- **Task prompt**: Tally each line where the word "legend" occurs, then give only the total.
┌─ Dataset excerpts
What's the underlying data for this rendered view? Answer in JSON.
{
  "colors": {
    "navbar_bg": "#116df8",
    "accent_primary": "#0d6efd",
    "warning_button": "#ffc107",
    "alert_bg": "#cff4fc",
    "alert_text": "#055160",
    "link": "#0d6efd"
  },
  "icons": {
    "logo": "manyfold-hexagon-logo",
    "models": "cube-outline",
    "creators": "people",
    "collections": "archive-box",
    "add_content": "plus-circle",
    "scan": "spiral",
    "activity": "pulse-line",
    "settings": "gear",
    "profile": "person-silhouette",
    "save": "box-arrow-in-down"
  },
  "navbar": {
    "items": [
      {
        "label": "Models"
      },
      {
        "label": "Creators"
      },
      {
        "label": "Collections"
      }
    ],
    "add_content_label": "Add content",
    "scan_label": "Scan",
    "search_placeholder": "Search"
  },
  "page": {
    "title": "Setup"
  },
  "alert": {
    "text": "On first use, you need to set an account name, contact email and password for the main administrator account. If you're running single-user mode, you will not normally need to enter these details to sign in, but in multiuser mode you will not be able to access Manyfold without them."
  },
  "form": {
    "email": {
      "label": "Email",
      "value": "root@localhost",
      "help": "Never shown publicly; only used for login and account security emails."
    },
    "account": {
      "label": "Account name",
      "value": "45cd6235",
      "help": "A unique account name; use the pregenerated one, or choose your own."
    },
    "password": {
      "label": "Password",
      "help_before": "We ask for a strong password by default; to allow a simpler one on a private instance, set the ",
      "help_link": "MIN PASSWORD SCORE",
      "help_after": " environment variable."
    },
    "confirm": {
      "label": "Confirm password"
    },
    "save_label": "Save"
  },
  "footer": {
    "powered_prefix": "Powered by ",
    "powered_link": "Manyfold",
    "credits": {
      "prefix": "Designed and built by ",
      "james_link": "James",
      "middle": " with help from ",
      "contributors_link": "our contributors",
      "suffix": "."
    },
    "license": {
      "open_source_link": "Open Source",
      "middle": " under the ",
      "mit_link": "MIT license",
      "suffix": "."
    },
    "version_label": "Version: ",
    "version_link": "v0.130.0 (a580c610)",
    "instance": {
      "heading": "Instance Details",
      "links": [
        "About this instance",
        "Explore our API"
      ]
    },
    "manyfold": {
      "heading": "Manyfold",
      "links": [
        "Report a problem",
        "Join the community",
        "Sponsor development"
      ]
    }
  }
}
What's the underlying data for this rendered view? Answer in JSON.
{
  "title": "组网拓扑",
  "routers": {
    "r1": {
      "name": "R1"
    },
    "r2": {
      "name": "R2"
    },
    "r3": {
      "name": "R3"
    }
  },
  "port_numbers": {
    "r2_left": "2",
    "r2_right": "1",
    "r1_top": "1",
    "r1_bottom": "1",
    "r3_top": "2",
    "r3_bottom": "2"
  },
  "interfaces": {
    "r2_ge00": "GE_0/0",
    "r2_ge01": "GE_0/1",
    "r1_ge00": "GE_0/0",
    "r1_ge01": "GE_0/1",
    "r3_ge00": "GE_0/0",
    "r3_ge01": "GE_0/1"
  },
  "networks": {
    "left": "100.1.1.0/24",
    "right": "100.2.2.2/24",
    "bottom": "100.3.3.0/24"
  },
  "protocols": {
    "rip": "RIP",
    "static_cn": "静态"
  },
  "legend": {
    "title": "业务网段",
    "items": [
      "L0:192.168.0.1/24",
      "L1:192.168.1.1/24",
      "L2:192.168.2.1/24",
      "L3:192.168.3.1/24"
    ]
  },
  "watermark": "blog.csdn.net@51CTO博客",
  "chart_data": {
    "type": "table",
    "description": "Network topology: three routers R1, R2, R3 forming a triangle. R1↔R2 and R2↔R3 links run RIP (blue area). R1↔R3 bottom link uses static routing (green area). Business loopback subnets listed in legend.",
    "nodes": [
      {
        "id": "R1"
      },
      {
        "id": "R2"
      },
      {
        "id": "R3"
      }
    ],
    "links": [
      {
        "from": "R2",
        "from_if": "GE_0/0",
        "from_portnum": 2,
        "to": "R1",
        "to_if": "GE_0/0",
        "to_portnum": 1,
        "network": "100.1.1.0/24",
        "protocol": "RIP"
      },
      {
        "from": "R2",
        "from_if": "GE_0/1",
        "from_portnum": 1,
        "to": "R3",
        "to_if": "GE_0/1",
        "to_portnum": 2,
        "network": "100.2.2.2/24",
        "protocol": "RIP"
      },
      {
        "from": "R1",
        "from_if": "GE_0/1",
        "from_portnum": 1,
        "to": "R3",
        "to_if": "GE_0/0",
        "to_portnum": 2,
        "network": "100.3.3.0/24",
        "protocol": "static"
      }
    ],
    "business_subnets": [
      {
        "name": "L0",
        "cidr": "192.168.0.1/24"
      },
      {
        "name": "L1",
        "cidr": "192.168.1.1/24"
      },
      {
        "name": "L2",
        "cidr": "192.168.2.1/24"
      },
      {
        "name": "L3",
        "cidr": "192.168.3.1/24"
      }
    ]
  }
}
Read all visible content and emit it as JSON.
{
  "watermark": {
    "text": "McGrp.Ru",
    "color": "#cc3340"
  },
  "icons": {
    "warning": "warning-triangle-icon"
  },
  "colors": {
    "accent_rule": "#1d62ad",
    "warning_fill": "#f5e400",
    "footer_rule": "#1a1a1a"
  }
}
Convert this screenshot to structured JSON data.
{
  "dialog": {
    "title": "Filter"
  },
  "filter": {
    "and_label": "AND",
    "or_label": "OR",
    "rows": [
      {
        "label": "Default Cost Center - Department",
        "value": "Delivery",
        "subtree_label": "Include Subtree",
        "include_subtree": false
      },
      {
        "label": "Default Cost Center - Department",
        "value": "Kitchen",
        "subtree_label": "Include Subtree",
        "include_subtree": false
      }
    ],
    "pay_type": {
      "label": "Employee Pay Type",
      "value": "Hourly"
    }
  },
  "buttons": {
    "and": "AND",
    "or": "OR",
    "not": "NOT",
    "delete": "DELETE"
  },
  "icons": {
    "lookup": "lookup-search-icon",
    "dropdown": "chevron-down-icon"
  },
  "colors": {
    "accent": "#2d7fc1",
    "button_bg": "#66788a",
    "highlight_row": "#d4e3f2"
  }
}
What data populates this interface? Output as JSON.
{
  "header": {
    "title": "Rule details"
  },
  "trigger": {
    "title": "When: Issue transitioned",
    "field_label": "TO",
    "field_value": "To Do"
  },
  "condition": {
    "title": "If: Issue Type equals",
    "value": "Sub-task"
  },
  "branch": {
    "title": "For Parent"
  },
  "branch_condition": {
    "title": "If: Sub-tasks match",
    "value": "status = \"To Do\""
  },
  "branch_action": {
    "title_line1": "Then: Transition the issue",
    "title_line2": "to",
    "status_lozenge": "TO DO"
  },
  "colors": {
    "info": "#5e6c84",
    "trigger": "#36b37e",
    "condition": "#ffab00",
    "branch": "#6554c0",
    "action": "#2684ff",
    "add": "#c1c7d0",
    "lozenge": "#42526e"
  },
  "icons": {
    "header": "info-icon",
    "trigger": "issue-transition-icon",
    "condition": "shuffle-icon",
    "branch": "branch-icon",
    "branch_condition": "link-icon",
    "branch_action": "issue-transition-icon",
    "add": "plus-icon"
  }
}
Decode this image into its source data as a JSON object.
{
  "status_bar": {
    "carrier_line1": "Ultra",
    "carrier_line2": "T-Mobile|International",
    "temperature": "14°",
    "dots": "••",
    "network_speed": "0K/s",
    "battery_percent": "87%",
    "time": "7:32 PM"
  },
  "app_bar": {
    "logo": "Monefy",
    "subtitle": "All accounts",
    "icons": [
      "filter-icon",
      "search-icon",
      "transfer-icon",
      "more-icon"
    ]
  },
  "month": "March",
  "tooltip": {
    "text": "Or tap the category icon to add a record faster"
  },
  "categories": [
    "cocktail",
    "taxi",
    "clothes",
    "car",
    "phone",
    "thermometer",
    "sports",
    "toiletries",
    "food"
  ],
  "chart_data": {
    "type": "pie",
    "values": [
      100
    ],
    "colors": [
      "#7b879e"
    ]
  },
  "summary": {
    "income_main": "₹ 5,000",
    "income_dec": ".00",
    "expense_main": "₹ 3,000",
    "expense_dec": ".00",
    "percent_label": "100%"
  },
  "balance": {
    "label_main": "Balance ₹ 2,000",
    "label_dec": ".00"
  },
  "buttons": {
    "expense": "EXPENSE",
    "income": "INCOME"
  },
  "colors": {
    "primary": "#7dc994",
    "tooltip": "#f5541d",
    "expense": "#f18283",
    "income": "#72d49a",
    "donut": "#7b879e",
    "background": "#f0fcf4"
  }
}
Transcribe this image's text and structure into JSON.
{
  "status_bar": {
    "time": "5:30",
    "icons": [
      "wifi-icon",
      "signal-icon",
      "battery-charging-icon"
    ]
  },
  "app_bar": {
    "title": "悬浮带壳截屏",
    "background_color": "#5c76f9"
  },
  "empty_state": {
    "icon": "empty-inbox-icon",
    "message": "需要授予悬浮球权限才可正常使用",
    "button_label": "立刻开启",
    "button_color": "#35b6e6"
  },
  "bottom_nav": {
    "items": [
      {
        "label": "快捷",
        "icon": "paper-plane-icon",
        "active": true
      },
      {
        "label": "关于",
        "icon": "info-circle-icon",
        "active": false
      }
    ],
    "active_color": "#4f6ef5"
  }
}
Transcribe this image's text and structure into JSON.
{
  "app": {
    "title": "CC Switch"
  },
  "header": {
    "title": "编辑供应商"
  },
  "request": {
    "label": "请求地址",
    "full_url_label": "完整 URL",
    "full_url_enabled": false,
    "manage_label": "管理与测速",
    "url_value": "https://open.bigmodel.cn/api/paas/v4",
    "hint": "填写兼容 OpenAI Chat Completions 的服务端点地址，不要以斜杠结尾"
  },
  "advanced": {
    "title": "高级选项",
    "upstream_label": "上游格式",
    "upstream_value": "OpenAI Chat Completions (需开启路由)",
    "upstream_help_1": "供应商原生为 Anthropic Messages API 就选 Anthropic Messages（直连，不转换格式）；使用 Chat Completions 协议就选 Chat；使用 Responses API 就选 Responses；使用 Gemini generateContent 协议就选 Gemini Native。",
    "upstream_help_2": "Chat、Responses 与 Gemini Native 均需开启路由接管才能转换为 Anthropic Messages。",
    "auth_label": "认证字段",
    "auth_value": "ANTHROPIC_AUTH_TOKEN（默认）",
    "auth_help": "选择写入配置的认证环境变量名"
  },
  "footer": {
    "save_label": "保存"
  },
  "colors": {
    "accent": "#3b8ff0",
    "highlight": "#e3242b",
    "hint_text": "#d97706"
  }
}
└─
- **Output**: 2